■ Exercise ■
Which of the lines below include "population"? Each one should be copied out.

■ Entries of transcribed document text ■
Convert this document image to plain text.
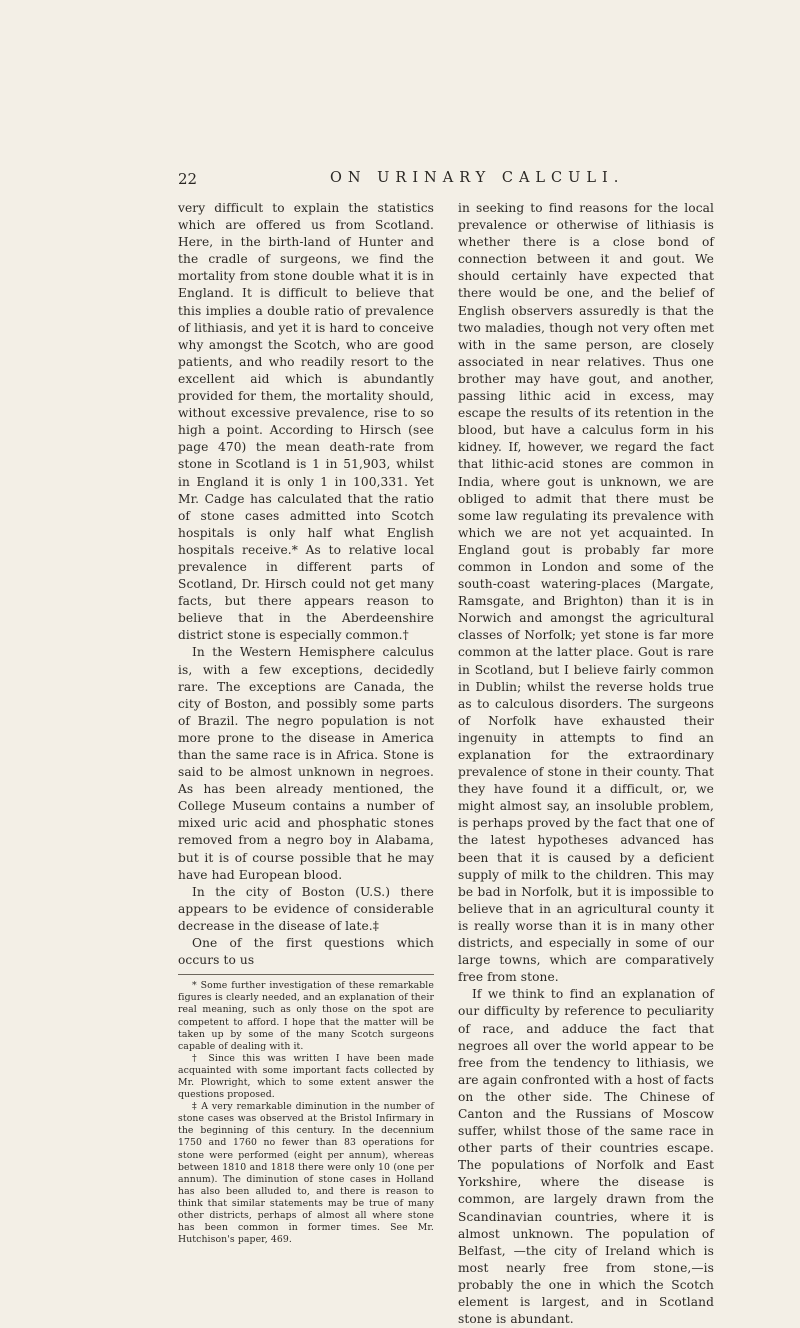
22	ON URINARY CALCULI.

very difficult to explain the statistics which are offered us from Scotland. Here, in the birth-land of Hunter and the cradle of surgeons, we find the mortality from stone double what it is in England. It is difficult to believe that this implies a double ratio of prevalence of lithiasis, and yet it is hard to conceive why amongst the Scotch, who are good patients, and who readily resort to the excellent aid which is abundantly provided for them, the mortality should, without excessive prevalence, rise to so high a point. According to Hirsch (see page 470) the mean death-rate from stone in Scotland is 1 in 51,903, whilst in England it is only 1 in 100,331. Yet Mr. Cadge has calculated that the ratio of stone cases admitted into Scotch hospitals is only half what English hospitals receive.* As to relative local prevalence in different parts of Scotland, Dr. Hirsch could not get many facts, but there appears reason to believe that in the Aberdeenshire district stone is especially common.†

In the Western Hemisphere calculus is, with a few exceptions, decidedly rare. The exceptions are Canada, the city of Boston, and possibly some parts of Brazil. The negro population is not more prone to the disease in America than the same race is in Africa. Stone is said to be almost unknown in negroes. As has been already mentioned, the College Museum contains a number of mixed uric acid and phosphatic stones removed from a negro boy in Alabama, but it is of course possible that he may have had European blood.

In the city of Boston (U.S.) there appears to be evidence of considerable decrease in the disease of late.‡

One of the first questions which occurs to us

* Some further investigation of these remarkable figures is clearly needed, and an explanation of their real meaning, such as only those on the spot are competent to afford. I hope that the matter will be taken up by some of the many Scotch surgeons capable of dealing with it.

† Since this was written I have been made acquainted with some important facts collected by Mr. Plowright, which to some extent answer the questions proposed.

‡ A very remarkable diminution in the number of stone cases was observed at the Bristol Infirmary in the beginning of this century. In the decennium 1750 and 1760 no fewer than 83 operations for stone were performed (eight per annum), whereas between 1810 and 1818 there were only 10 (one per annum). The diminution of stone cases in Holland has also been alluded to, and there is reason to think that similar statements may be true of many other districts, perhaps of almost all where stone has been common in former times. See Mr. Hutchison's paper, 469.

in seeking to find reasons for the local prevalence or otherwise of lithiasis is whether there is a close bond of connection between it and gout. We should certainly have expected that there would be one, and the belief of English observers assuredly is that the two maladies, though not very often met with in the same person, are closely associated in near relatives. Thus one brother may have gout, and another, passing lithic acid in excess, may escape the results of its retention in the blood, but have a calculus form in his kidney. If, however, we regard the fact that lithic-acid stones are common in India, where gout is unknown, we are obliged to admit that there must be some law regulating its prevalence with which we are not yet acquainted. In England gout is probably far more common in London and some of the south-coast watering-places (Margate, Ramsgate, and Brighton) than it is in Norwich and amongst the agricultural classes of Norfolk; yet stone is far more common at the latter place. Gout is rare in Scotland, but I believe fairly common in Dublin; whilst the reverse holds true as to calculous disorders. The surgeons of Norfolk have exhausted their ingenuity in attempts to find an explanation for the extraordinary prevalence of stone in their county. That they have found it a difficult, or, we might almost say, an insoluble problem, is perhaps proved by the fact that one of the latest hypotheses advanced has been that it is caused by a deficient supply of milk to the children. This may be bad in Norfolk, but it is impossible to believe that in an agricultural county it is really worse than it is in many other districts, and especially in some of our large towns, which are comparatively free from stone.

If we think to find an explanation of our difficulty by reference to peculiarity of race, and adduce the fact that negroes all over the world appear to be free from the tendency to lithiasis, we are again confronted with a host of facts on the other side. The Chinese of Canton and the Russians of Moscow suffer, whilst those of the same race in other parts of their countries escape. The populations of Norfolk and East Yorkshire, where the disease is common, are largely drawn from the Scandinavian countries, where it is almost unknown. The population of Belfast, —the city of Ireland which is most nearly free from stone,—is probably the one in which the Scotch element is largest, and in Scotland stone is abundant.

■ Your solution ■
In the Western Hemisphere calculus is, with a few exceptions, decidedly rare. The exceptions are Canada, the city of Boston, and possibly some parts of Brazil. The negro population is not more prone to the disease in America than the same race is in Africa. Stone is said to be almost unknown in negroes. As has been already mentioned, the College Museum contains a number of mixed uric acid and phosphatic stones removed from a negro boy in Alabama, but it is of course possible that he may have had European blood.
If we think to find an explanation of our difficulty by reference to peculiarity of race, and adduce the fact that negroes all over the world appear to be free from the tendency to lithiasis, we are again confronted with a host of facts on the other side. The Chinese of Canton and the Russians of Moscow suffer, whilst those of the same race in other parts of their countries escape. The populations of Norfolk and East Yorkshire, where the disease is common, are largely drawn from the Scandinavian countries, where it is almost unknown. The population of Belfast, —the city of Ireland which is most nearly free from stone,—is probably the one in which the Scotch element is largest, and in Scotland stone is abundant.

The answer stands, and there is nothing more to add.